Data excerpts
____________

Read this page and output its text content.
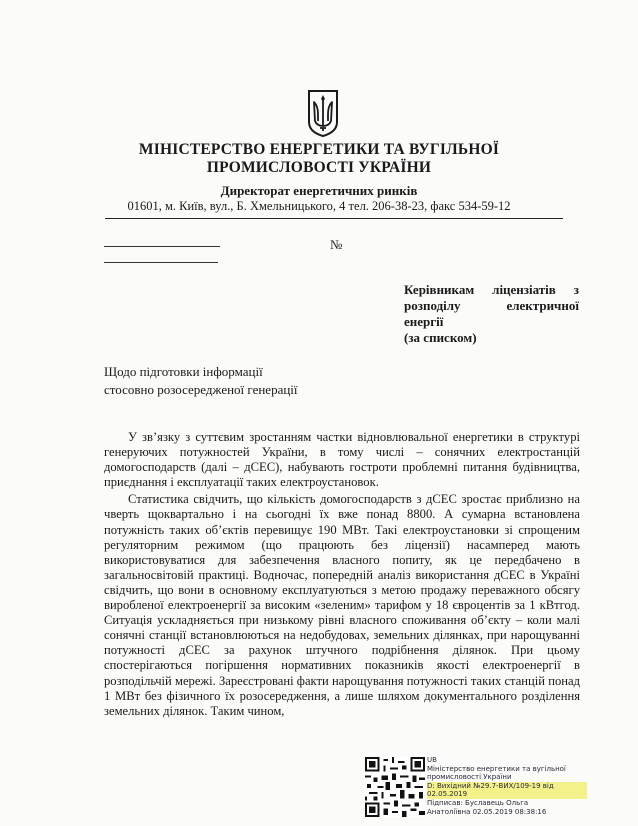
МІНІСТЕРСТВО ЕНЕРГЕТИКИ ТА ВУГІЛЬНОЇ
ПРОМИСЛОВОСТІ УКРАЇНИ
Директорат енергетичних ринків
01601, м. Київ, вул., Б. Хмельницького, 4 тел. 206-38-23, факс 534-59-12
№
Керівникам ліцензіатів з
розподілу електричної
енергії
(за списком)
Щодо підготовки інформації
стосовно розосередженої генерації

У зв’язку з суттєвим зростанням частки відновлювальної енергетики в структурі генеруючих потужностей України, в тому числі – сонячних електростанцій домогосподарств (далі – дСЕС), набувають гостроти проблемні питання будівництва, приєднання і експлуатації таких електроустановок.

Статистика свідчить, що кількість домогосподарств з дСЕС зростає приблизно на чверть щоквартально і на сьогодні їх вже понад 8800. А сумарна встановлена потужність таких об’єктів перевищує 190 МВт. Такі електроустановки зі спрощеним регуляторним режимом (що працюють без ліцензії) насамперед мають використовуватися для забезпечення власного попиту, як це передбачено в загальносвітовій практиці. Водночас, попередній аналіз використання дСЕС в Україні свідчить, що вони в основному експлуатуються з метою продажу переважного обсягу виробленої електроенергії за високим «зеленим» тарифом у 18 євроцентів за 1 кВтгод. Ситуація ускладняється при низькому рівні власного споживання об’єкту – коли малі сонячні станції встановлюються на недобудовах, земельних ділянках, при нарощуванні потужності дСЕС за рахунок штучного подрібнення ділянок. При цьому спостерігаються погіршення нормативних показників якості електроенергії в розподільчій мережі. Зареєстровані факти нарощування потужності таких станцій понад 1 МВт без фізичного їх розосередження, а лише шляхом документального розділення земельних ділянок. Таким чином,

UB
Міністерство енергетики та вугільної
промисловості України
D: Вихідний №29.7-ВИХ/109-19 від
02.05.2019
Підписав: Буславець Ольга
Анатоліївна 02.05.2019 08:38:16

____________

Without including the pictures, reproduce all entries exactly.

WORKED SOLUTION
Read this page and output its text content.
МІНІСТЕРСТВО ЕНЕРГЕТИКИ ТА ВУГІЛЬНОЇ
ПРОМИСЛОВОСТІ УКРАЇНИ
Директорат енергетичних ринків
01601, м. Київ, вул., Б. Хмельницького, 4 тел. 206-38-23, факс 534-59-12
№
Керівникам ліцензіатів з
розподілу електричної
енергії
(за списком)
Щодо підготовки інформації
стосовно розосередженої генерації

У зв’язку з суттєвим зростанням частки відновлювальної енергетики в структурі генеруючих потужностей України, в тому числі – сонячних електростанцій домогосподарств (далі – дСЕС), набувають гостроти проблемні питання будівництва, приєднання і експлуатації таких електроустановок.

Статистика свідчить, що кількість домогосподарств з дСЕС зростає приблизно на чверть щоквартально і на сьогодні їх вже понад 8800. А сумарна встановлена потужність таких об’єктів перевищує 190 МВт. Такі електроустановки зі спрощеним регуляторним режимом (що працюють без ліцензії) насамперед мають використовуватися для забезпечення власного попиту, як це передбачено в загальносвітовій практиці. Водночас, попередній аналіз використання дСЕС в Україні свідчить, що вони в основному експлуатуються з метою продажу переважного обсягу виробленої електроенергії за високим «зеленим» тарифом у 18 євроцентів за 1 кВтгод. Ситуація ускладняється при низькому рівні власного споживання об’єкту – коли малі сонячні станції встановлюються на недобудовах, земельних ділянках, при нарощуванні потужності дСЕС за рахунок штучного подрібнення ділянок. При цьому спостерігаються погіршення нормативних показників якості електроенергії в розподільчій мережі. Зареєстровані факти нарощування потужності таких станцій понад 1 МВт без фізичного їх розосередження, а лише шляхом документального розділення земельних ділянок. Таким чином,

UB
Міністерство енергетики та вугільної
промисловості України
D: Вихідний №29.7-ВИХ/109-19 від
02.05.2019
Підписав: Буславець Ольга
Анатоліївна 02.05.2019 08:38:16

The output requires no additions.